Requirements
Single out the lines that include the word "Balance". Copy them.

--------------------------------

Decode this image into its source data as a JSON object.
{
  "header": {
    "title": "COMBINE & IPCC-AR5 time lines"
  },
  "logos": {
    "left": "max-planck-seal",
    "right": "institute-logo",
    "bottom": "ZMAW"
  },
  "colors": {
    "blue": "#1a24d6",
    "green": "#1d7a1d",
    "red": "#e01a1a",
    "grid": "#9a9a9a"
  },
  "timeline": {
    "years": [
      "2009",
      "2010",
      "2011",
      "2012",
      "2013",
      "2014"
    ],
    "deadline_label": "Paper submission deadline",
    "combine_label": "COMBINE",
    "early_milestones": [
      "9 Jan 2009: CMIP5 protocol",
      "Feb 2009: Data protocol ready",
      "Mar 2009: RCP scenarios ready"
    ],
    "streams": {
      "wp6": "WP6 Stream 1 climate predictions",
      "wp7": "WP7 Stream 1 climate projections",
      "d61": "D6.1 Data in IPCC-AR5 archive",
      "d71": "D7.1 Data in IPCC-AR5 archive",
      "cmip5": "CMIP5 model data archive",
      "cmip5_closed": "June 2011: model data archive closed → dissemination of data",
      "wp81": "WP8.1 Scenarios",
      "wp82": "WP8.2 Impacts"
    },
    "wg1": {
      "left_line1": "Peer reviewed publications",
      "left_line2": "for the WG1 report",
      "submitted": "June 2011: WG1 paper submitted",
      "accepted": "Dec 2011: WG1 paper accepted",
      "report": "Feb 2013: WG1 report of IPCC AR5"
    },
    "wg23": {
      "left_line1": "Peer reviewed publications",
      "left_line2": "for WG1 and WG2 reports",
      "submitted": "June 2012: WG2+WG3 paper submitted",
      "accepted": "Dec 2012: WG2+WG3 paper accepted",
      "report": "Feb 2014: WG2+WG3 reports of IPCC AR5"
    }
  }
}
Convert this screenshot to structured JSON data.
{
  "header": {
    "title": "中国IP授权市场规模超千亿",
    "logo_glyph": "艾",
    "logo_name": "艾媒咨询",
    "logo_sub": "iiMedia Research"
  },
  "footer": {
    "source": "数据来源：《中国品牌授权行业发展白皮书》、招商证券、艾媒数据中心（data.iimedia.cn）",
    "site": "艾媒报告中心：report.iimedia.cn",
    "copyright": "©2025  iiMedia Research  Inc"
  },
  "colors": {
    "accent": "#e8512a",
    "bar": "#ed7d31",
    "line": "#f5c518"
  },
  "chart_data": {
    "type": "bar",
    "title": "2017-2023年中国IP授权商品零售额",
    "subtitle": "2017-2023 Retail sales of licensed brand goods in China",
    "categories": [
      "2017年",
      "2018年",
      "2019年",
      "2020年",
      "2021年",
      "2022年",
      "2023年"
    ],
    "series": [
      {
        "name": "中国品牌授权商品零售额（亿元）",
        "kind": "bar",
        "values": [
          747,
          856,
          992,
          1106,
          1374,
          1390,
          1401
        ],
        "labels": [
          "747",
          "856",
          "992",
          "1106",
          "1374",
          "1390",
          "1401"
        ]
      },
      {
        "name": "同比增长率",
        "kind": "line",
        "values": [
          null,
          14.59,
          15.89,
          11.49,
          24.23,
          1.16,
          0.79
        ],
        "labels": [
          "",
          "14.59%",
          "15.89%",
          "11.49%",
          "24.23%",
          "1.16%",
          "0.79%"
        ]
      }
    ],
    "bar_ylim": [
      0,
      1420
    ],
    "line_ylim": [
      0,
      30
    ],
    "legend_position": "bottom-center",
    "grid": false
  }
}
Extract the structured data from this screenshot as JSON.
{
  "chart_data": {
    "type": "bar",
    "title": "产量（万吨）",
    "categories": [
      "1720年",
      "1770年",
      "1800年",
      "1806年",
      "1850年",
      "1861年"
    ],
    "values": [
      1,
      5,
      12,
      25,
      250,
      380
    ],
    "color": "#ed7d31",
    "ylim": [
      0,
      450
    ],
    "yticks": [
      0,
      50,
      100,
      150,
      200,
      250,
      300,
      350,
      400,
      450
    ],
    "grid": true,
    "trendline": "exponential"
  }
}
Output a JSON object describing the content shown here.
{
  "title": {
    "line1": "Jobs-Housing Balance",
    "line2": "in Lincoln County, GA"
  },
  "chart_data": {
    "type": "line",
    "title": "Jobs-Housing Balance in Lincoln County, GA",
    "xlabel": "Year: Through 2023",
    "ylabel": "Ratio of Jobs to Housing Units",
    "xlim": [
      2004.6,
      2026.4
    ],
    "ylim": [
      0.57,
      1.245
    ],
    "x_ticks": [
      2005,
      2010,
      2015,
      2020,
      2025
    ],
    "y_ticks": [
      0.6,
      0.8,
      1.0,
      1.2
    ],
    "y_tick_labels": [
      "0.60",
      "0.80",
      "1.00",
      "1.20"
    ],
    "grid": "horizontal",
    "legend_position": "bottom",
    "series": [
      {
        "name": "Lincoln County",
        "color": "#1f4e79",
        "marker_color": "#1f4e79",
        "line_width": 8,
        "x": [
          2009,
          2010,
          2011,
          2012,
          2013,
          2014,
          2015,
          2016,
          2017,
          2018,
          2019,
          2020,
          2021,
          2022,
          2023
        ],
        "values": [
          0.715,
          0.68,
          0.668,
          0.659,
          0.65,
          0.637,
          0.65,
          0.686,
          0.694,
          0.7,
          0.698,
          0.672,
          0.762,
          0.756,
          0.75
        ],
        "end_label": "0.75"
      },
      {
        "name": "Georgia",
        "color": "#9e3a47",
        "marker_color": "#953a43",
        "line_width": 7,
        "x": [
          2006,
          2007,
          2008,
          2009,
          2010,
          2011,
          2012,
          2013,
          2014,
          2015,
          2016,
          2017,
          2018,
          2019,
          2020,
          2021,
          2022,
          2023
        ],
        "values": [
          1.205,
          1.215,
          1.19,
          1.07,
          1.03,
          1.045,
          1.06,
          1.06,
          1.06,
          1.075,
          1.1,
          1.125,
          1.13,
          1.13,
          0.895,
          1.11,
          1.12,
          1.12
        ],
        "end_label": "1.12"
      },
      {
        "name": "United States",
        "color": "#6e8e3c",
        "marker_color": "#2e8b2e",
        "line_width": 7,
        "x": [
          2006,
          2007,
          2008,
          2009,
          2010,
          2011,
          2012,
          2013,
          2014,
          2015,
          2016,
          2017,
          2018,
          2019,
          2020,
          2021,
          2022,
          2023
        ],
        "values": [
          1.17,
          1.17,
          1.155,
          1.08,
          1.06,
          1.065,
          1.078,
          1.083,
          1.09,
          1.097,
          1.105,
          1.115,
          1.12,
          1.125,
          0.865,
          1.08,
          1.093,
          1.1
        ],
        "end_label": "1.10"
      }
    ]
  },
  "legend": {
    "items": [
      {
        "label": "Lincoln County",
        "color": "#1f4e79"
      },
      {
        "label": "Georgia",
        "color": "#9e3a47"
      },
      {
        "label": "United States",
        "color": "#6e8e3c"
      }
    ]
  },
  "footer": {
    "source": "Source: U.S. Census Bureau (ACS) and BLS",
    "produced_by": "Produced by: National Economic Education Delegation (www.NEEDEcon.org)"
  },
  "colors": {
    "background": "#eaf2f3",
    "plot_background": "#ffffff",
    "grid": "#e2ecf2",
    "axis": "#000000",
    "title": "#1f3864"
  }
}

--------------------------------

Solved problem
    "line1": "Jobs-Housing Balance",
    "title": "Jobs-Housing Balance in Lincoln County, GA",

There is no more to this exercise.